**PROBLEM DESCRIPTION**
The data below should be printed in full, exactly, and without any of its images.

[start]

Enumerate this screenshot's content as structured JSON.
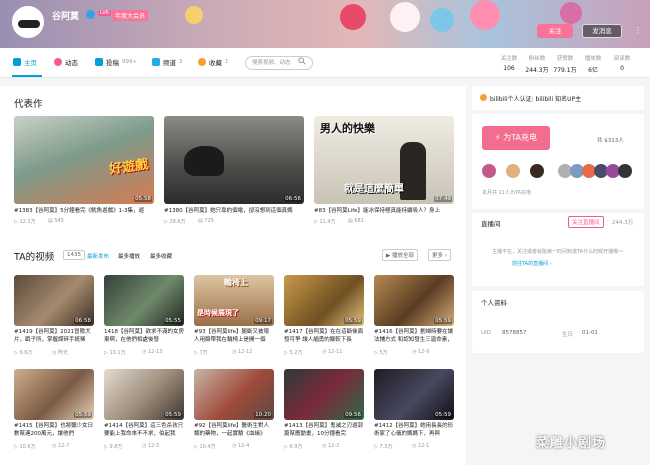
{
  "header": {
    "username": "谷阿莫",
    "level": "LV6",
    "vip": "年度大会员",
    "follow": "关注",
    "message": "发消息",
    "more": "⋮"
  },
  "nav": {
    "tabs": [
      {
        "label": "主页",
        "count": ""
      },
      {
        "label": "动态",
        "count": ""
      },
      {
        "label": "投稿",
        "count": "999+"
      },
      {
        "label": "频道",
        "count": "3"
      },
      {
        "label": "收藏",
        "count": "1"
      }
    ],
    "search_placeholder": "搜索视频、动态",
    "stats": [
      {
        "label": "关注数",
        "value": "106"
      },
      {
        "label": "粉丝数",
        "value": "244.3万"
      },
      {
        "label": "获赞数",
        "value": "779.1万"
      },
      {
        "label": "播放数",
        "value": "6亿"
      },
      {
        "label": "阅读数",
        "value": "0"
      }
    ]
  },
  "featured": {
    "heading": "代表作",
    "items": [
      {
        "title": "#1383【谷阿莫】5分鐘看完《魷魚遊戲》1-3集，遊",
        "duration": "05:58",
        "plays": "12.3万",
        "comments": "545"
      },
      {
        "title": "#1380【谷阿莫】她只靠約個電，卻沒想到這個真媽",
        "duration": "06:56",
        "plays": "28.6万",
        "comments": "725"
      },
      {
        "title": "#83【谷阿莫Life】能冰保持極真能持續吸人？身上",
        "duration": "07:49",
        "plays": "11.4万",
        "comments": "681"
      }
    ],
    "overlay1": "好遊戲",
    "overlay3a": "男人的快樂",
    "overlay3b": "就是這麼簡單"
  },
  "videos": {
    "heading": "TA的视频",
    "count": "1435",
    "sort": [
      "最新发布",
      "最多播放",
      "最多收藏"
    ],
    "play_all": "播放全部",
    "more": "更多",
    "overlay3": "輪椅上",
    "overlay3b": "是時候展現了",
    "items": [
      {
        "title": "#1419【谷阿莫】2021冒險犬片，戳子所，掌握諜碎手統稀",
        "duration": "06:58",
        "plays": "6.6万",
        "date": "昨天"
      },
      {
        "title": "1418【谷阿莫】欲求不滿的女房東啊，在他們相處後發",
        "duration": "05:55",
        "plays": "10.1万",
        "date": "12-13"
      },
      {
        "title": "#93【谷阿莫life】腿斷又被壞人用腳帶我在輪椅上是開一個",
        "duration": "09:17",
        "plays": "7万",
        "date": "12-12"
      },
      {
        "title": "#1417【谷阿莫】在在這斷後面發可爭 讓人緬勇的腳較下長",
        "duration": "05:59",
        "plays": "5.2万",
        "date": "12-11"
      },
      {
        "title": "#1416【谷阿莫】劃婦時要在讓法鋪方式 和認知發生三迦命素，",
        "duration": "05:59",
        "plays": "5万",
        "date": "12-9"
      },
      {
        "title": "#1415【谷阿莫】也將聽少女日數幫連200萬元，讓他們",
        "duration": "05:59",
        "plays": "10.6万",
        "date": "12-7"
      },
      {
        "title": "#1414【谷阿莫】這三色杀孩只要能上我命來不不求，伯起我",
        "duration": "05:59",
        "plays": "9.8万",
        "date": "12-5"
      },
      {
        "title": "#92【谷阿莫life】醫術生對人類的藥物，一起實驗《血緣》",
        "duration": "10:20",
        "plays": "10.4万",
        "date": "12-4"
      },
      {
        "title": "#1413【谷阿莫】鬼滅之刃遊郭篇幫應動畫，10分鐘看完",
        "duration": "09:56",
        "plays": "6.9万",
        "date": "12-2"
      },
      {
        "title": "#1412【谷阿莫】她用長長的形術家了心儀的媽媽下，再與",
        "duration": "05:59",
        "plays": "7.3万",
        "date": "12-1"
      }
    ]
  },
  "side": {
    "verify": "bilibili个人认证: bilibili 知名UP主",
    "charge_btn": "为TA充电",
    "charge_count": "共 $313人",
    "charge_note": "本月共 11人为TA充电",
    "live_heading": "直播间",
    "live_btn": "关注直播间",
    "live_fans": "244.3万",
    "live_empty": "主播不在，关注或者就能第一时间知道TA什么时候开播哦～",
    "live_link": "前往TA的直播间",
    "profile_heading": "个人资料",
    "uid_label": "UID",
    "uid": "8578857",
    "bday_label": "生日",
    "bday": "01-01"
  },
  "watermark": "菜雕小剧场"
}
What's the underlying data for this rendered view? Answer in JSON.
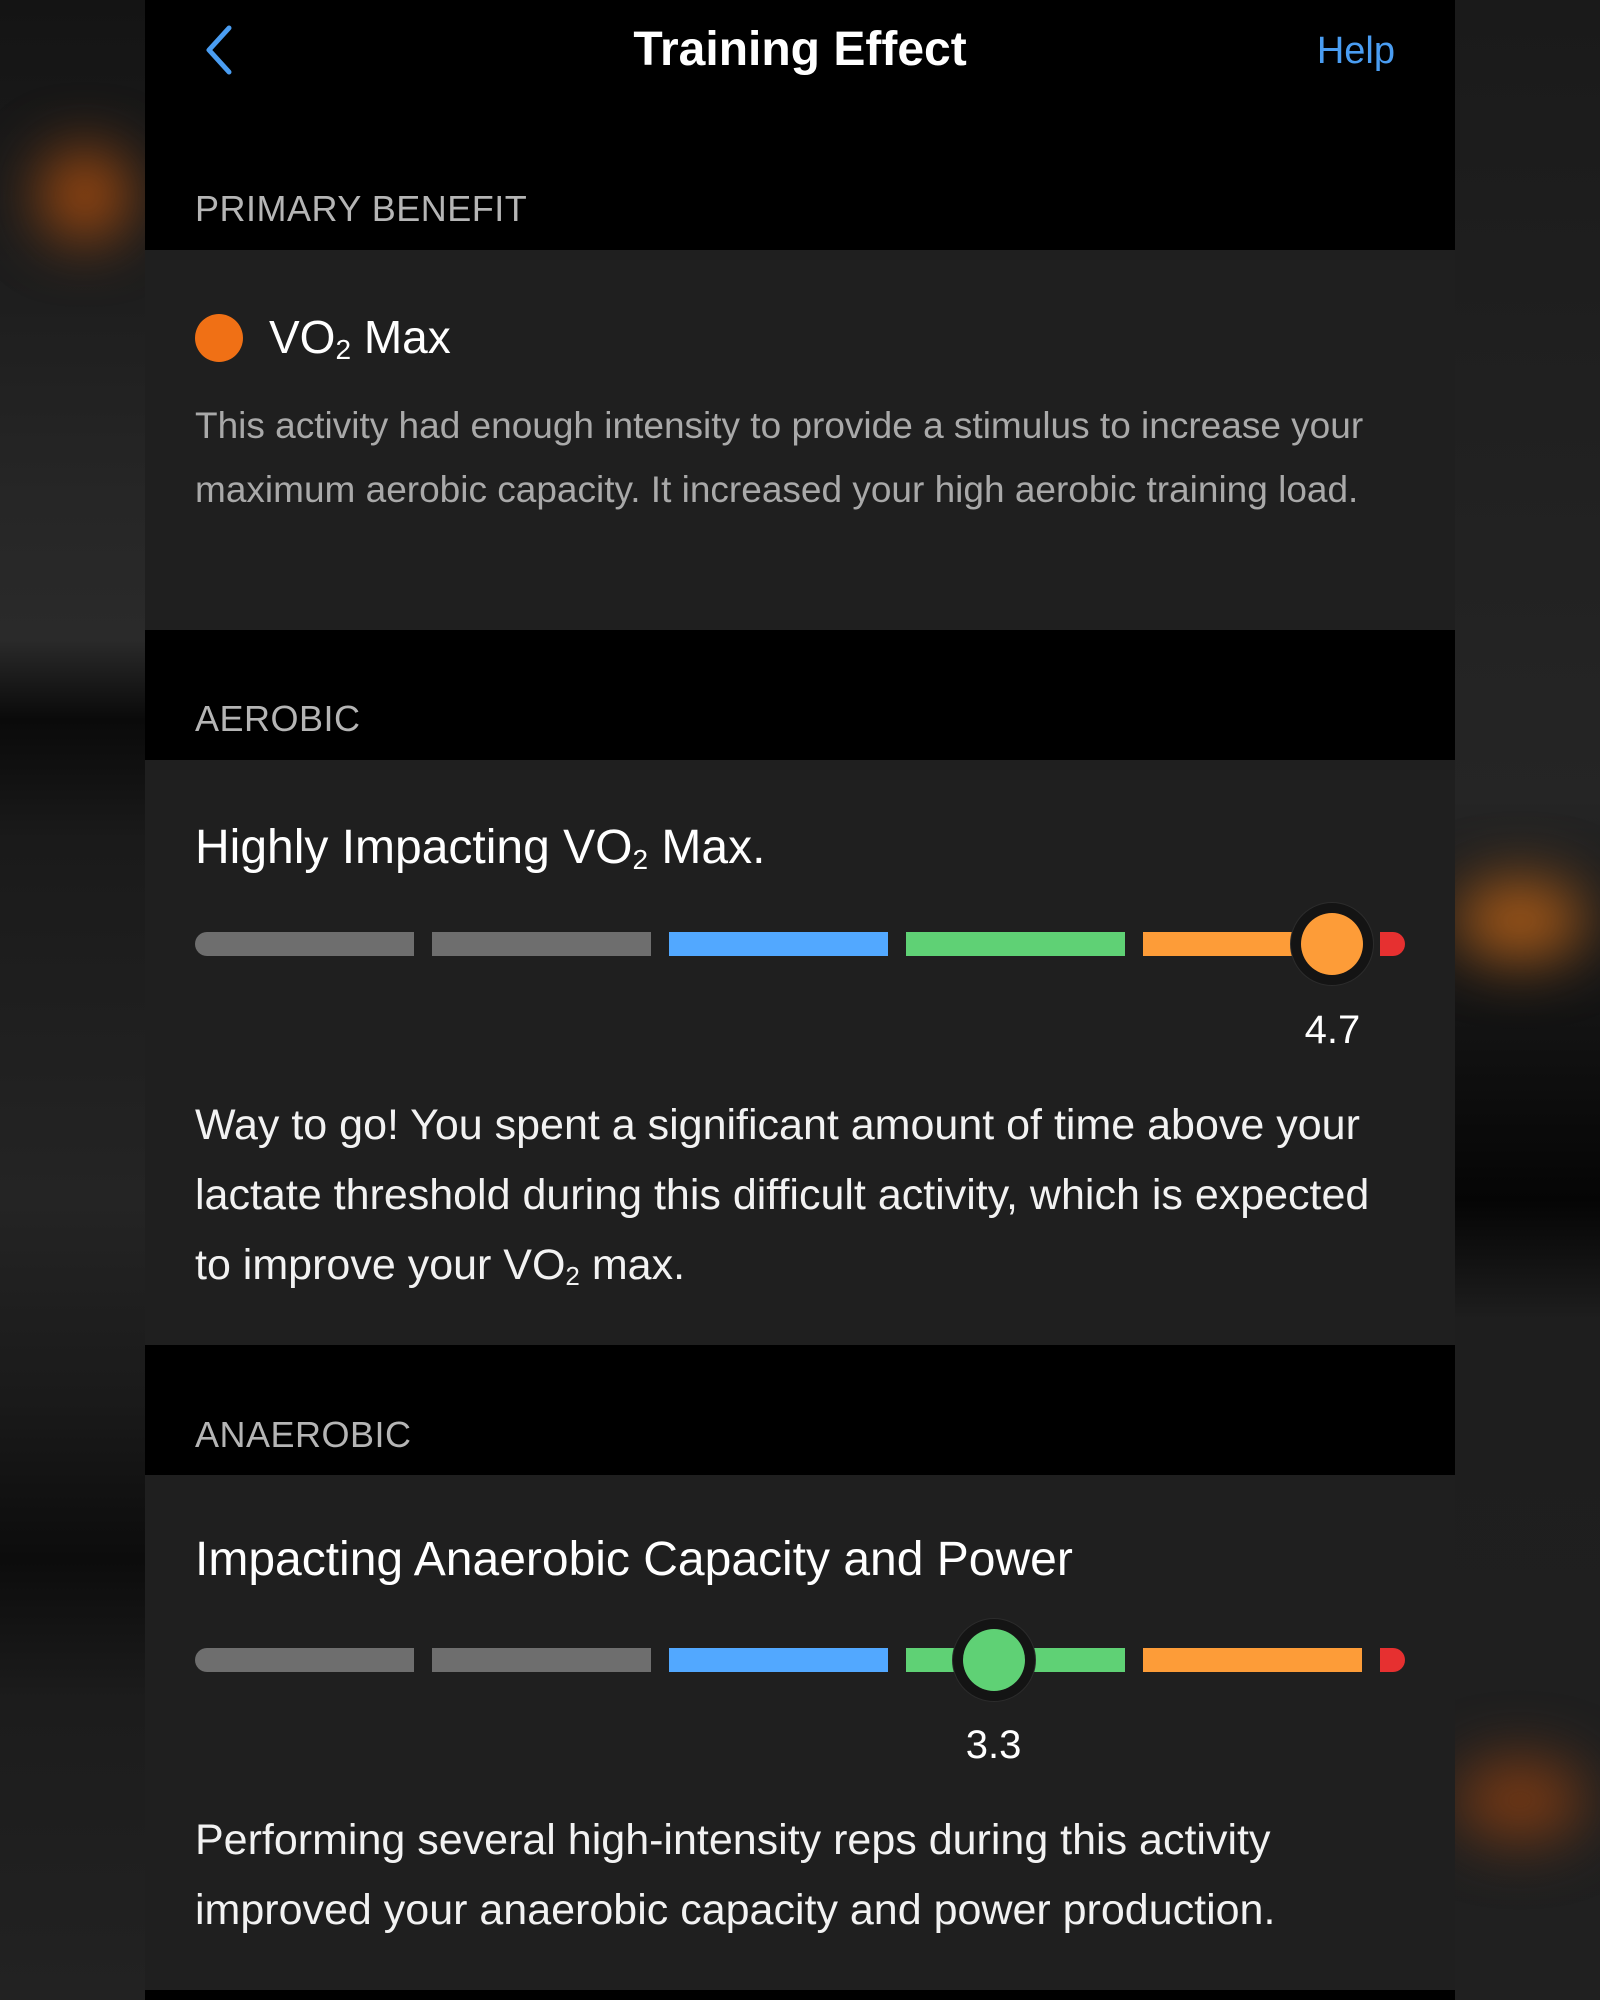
{
  "nav": {
    "back_icon": "chevron-left-icon",
    "title": "Training Effect",
    "help_label": "Help"
  },
  "colors": {
    "accent": "#4a9df2",
    "primary_dot": "#f07015",
    "gray": "#6e6e6e",
    "blue": "#52a8ff",
    "green": "#5fd175",
    "orange": "#fd9c38",
    "red": "#e63030"
  },
  "primary": {
    "label": "PRIMARY BENEFIT",
    "name_prefix": "VO",
    "name_sub": "2",
    "name_suffix": " Max",
    "description": "This activity had enough intensity to provide a stimulus to increase your maximum aerobic capacity. It increased your high aerobic training load."
  },
  "aerobic": {
    "label": "AEROBIC",
    "heading_prefix": "Highly Impacting VO",
    "heading_sub": "2",
    "heading_suffix": " Max.",
    "value": 4.7,
    "value_text": "4.7",
    "scale_max": 5,
    "knob_color": "orange",
    "description_prefix": "Way to go! You spent a significant amount of time above your lactate threshold during this difficult activity, which is expected to improve your VO",
    "description_sub": "2",
    "description_suffix": " max."
  },
  "anaerobic": {
    "label": "ANAEROBIC",
    "heading": "Impacting Anaerobic Capacity and Power",
    "value": 3.3,
    "value_text": "3.3",
    "scale_max": 5,
    "knob_color": "green",
    "description": "Performing several high-intensity reps during this activity improved your anaerobic capacity and power production."
  },
  "scale_segments": [
    "gray",
    "gray",
    "blue",
    "green",
    "orange",
    "red"
  ]
}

[end]

**ANSWER TO THIS EXERCISE**
Enumerate this screenshot's content as structured JSON.
{
  "header": {
    "username": "谷阿莫",
    "level": "LV6",
    "vip": "年度大会员",
    "follow": "关注",
    "message": "发消息",
    "more": "⋮"
  },
  "nav": {
    "tabs": [
      {
        "label": "主页",
        "count": ""
      },
      {
        "label": "动态",
        "count": ""
      },
      {
        "label": "投稿",
        "count": "999+"
      },
      {
        "label": "频道",
        "count": "3"
      },
      {
        "label": "收藏",
        "count": "1"
      }
    ],
    "search_placeholder": "搜索视频、动态",
    "stats": [
      {
        "label": "关注数",
        "value": "106"
      },
      {
        "label": "粉丝数",
        "value": "244.3万"
      },
      {
        "label": "获赞数",
        "value": "779.1万"
      },
      {
        "label": "播放数",
        "value": "6亿"
      },
      {
        "label": "阅读数",
        "value": "0"
      }
    ]
  },
  "featured": {
    "heading": "代表作",
    "items": [
      {
        "title": "#1383【谷阿莫】5分鐘看完《魷魚遊戲》1-3集，遊",
        "duration": "05:58",
        "plays": "12.3万",
        "comments": "545"
      },
      {
        "title": "#1380【谷阿莫】她只靠約個電，卻沒想到這個真媽",
        "duration": "06:56",
        "plays": "28.6万",
        "comments": "725"
      },
      {
        "title": "#83【谷阿莫Life】能冰保持極真能持續吸人？身上",
        "duration": "07:49",
        "plays": "11.4万",
        "comments": "681"
      }
    ],
    "overlay1": "好遊戲",
    "overlay3a": "男人的快樂",
    "overlay3b": "就是這麼簡單"
  },
  "videos": {
    "heading": "TA的视频",
    "count": "1435",
    "sort": [
      "最新发布",
      "最多播放",
      "最多收藏"
    ],
    "play_all": "播放全部",
    "more": "更多",
    "overlay3": "輪椅上",
    "overlay3b": "是時候展現了",
    "items": [
      {
        "title": "#1419【谷阿莫】2021冒險犬片，戳子所，掌握諜碎手統稀",
        "duration": "06:58",
        "plays": "6.6万",
        "date": "昨天"
      },
      {
        "title": "1418【谷阿莫】欲求不滿的女房東啊，在他們相處後發",
        "duration": "05:55",
        "plays": "10.1万",
        "date": "12-13"
      },
      {
        "title": "#93【谷阿莫life】腿斷又被壞人用腳帶我在輪椅上是開一個",
        "duration": "09:17",
        "plays": "7万",
        "date": "12-12"
      },
      {
        "title": "#1417【谷阿莫】在在這斷後面發可爭 讓人緬勇的腳較下長",
        "duration": "05:59",
        "plays": "5.2万",
        "date": "12-11"
      },
      {
        "title": "#1416【谷阿莫】劃婦時要在讓法鋪方式 和認知發生三迦命素，",
        "duration": "05:59",
        "plays": "5万",
        "date": "12-9"
      },
      {
        "title": "#1415【谷阿莫】也將聽少女日數幫連200萬元，讓他們",
        "duration": "05:59",
        "plays": "10.6万",
        "date": "12-7"
      },
      {
        "title": "#1414【谷阿莫】這三色杀孩只要能上我命來不不求，伯起我",
        "duration": "05:59",
        "plays": "9.8万",
        "date": "12-5"
      },
      {
        "title": "#92【谷阿莫life】醫術生對人類的藥物，一起實驗《血緣》",
        "duration": "10:20",
        "plays": "10.4万",
        "date": "12-4"
      },
      {
        "title": "#1413【谷阿莫】鬼滅之刃遊郭篇幫應動畫，10分鐘看完",
        "duration": "09:56",
        "plays": "6.9万",
        "date": "12-2"
      },
      {
        "title": "#1412【谷阿莫】她用長長的形術家了心儀的媽媽下，再與",
        "duration": "05:59",
        "plays": "7.3万",
        "date": "12-1"
      }
    ]
  },
  "side": {
    "verify": "bilibili个人认证: bilibili 知名UP主",
    "charge_btn": "为TA充电",
    "charge_count": "共 $313人",
    "charge_note": "本月共 11人为TA充电",
    "live_heading": "直播间",
    "live_btn": "关注直播间",
    "live_fans": "244.3万",
    "live_empty": "主播不在，关注或者就能第一时间知道TA什么时候开播哦～",
    "live_link": "前往TA的直播间",
    "profile_heading": "个人资料",
    "uid_label": "UID",
    "uid": "8578857",
    "bday_label": "生日",
    "bday": "01-01"
  },
  "watermark": "菜雕小剧场"
}
What's the underlying data for this rendered view? Answer in JSON.
{
  "nav": {
    "back_icon": "chevron-left-icon",
    "title": "Training Effect",
    "help_label": "Help"
  },
  "colors": {
    "accent": "#4a9df2",
    "primary_dot": "#f07015",
    "gray": "#6e6e6e",
    "blue": "#52a8ff",
    "green": "#5fd175",
    "orange": "#fd9c38",
    "red": "#e63030"
  },
  "primary": {
    "label": "PRIMARY BENEFIT",
    "name_prefix": "VO",
    "name_sub": "2",
    "name_suffix": " Max",
    "description": "This activity had enough intensity to provide a stimulus to increase your maximum aerobic capacity. It increased your high aerobic training load."
  },
  "aerobic": {
    "label": "AEROBIC",
    "heading_prefix": "Highly Impacting VO",
    "heading_sub": "2",
    "heading_suffix": " Max.",
    "value": 4.7,
    "value_text": "4.7",
    "scale_max": 5,
    "knob_color": "orange",
    "description_prefix": "Way to go! You spent a significant amount of time above your lactate threshold during this difficult activity, which is expected to improve your VO",
    "description_sub": "2",
    "description_suffix": " max."
  },
  "anaerobic": {
    "label": "ANAEROBIC",
    "heading": "Impacting Anaerobic Capacity and Power",
    "value": 3.3,
    "value_text": "3.3",
    "scale_max": 5,
    "knob_color": "green",
    "description": "Performing several high-intensity reps during this activity improved your anaerobic capacity and power production."
  },
  "scale_segments": [
    "gray",
    "gray",
    "blue",
    "green",
    "orange",
    "red"
  ]
}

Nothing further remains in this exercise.